--- START OF Data entries ---
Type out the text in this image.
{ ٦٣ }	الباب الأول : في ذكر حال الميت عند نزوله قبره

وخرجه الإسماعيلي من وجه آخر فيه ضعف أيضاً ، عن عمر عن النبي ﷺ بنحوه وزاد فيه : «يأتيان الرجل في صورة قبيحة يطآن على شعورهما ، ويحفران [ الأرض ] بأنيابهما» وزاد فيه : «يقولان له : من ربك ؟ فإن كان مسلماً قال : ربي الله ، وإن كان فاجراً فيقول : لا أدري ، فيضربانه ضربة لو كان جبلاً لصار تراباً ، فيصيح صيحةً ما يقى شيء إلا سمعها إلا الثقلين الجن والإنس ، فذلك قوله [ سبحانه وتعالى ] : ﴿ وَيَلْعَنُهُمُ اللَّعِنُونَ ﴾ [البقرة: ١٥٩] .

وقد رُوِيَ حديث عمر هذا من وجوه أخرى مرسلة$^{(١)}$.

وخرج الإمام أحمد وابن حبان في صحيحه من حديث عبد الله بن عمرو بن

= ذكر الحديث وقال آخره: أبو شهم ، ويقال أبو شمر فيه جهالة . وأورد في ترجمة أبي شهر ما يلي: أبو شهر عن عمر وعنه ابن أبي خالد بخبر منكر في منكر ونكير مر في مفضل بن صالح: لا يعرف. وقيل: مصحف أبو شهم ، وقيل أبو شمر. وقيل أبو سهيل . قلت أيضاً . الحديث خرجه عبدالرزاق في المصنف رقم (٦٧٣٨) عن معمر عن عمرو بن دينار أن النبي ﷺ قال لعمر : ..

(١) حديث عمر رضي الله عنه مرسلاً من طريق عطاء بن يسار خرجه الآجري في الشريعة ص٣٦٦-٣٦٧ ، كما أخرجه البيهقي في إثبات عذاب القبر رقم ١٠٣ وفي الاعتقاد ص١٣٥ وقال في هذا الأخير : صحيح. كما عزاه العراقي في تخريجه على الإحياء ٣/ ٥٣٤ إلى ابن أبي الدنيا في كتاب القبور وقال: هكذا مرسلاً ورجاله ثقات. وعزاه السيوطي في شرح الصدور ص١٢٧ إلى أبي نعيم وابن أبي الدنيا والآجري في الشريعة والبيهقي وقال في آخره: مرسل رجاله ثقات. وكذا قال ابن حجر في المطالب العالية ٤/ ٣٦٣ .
--- END OF Data entries ---
Output the listing above exactly as it appears.

Type out the text in this image.
{ ٦٣ }	الباب الأول : في ذكر حال الميت عند نزوله قبره

وخرجه الإسماعيلي من وجه آخر فيه ضعف أيضاً ، عن عمر عن النبي ﷺ بنحوه وزاد فيه : «يأتيان الرجل في صورة قبيحة يطآن على شعورهما ، ويحفران [ الأرض ] بأنيابهما» وزاد فيه : «يقولان له : من ربك ؟ فإن كان مسلماً قال : ربي الله ، وإن كان فاجراً فيقول : لا أدري ، فيضربانه ضربة لو كان جبلاً لصار تراباً ، فيصيح صيحةً ما يقى شيء إلا سمعها إلا الثقلين الجن والإنس ، فذلك قوله [ سبحانه وتعالى ] : ﴿ وَيَلْعَنُهُمُ اللَّعِنُونَ ﴾ [البقرة: ١٥٩] .

وقد رُوِيَ حديث عمر هذا من وجوه أخرى مرسلة$^{(١)}$.

وخرج الإمام أحمد وابن حبان في صحيحه من حديث عبد الله بن عمرو بن

= ذكر الحديث وقال آخره: أبو شهم ، ويقال أبو شمر فيه جهالة . وأورد في ترجمة أبي شهر ما يلي: أبو شهر عن عمر وعنه ابن أبي خالد بخبر منكر في منكر ونكير مر في مفضل بن صالح: لا يعرف. وقيل: مصحف أبو شهم ، وقيل أبو شمر. وقيل أبو سهيل . قلت أيضاً . الحديث خرجه عبدالرزاق في المصنف رقم (٦٧٣٨) عن معمر عن عمرو بن دينار أن النبي ﷺ قال لعمر : ..

(١) حديث عمر رضي الله عنه مرسلاً من طريق عطاء بن يسار خرجه الآجري في الشريعة ص٣٦٦-٣٦٧ ، كما أخرجه البيهقي في إثبات عذاب القبر رقم ١٠٣ وفي الاعتقاد ص١٣٥ وقال في هذا الأخير : صحيح. كما عزاه العراقي في تخريجه على الإحياء ٣/ ٥٣٤ إلى ابن أبي الدنيا في كتاب القبور وقال: هكذا مرسلاً ورجاله ثقات. وعزاه السيوطي في شرح الصدور ص١٢٧ إلى أبي نعيم وابن أبي الدنيا والآجري في الشريعة والبيهقي وقال في آخره: مرسل رجاله ثقات. وكذا قال ابن حجر في المطالب العالية ٤/ ٣٦٣ .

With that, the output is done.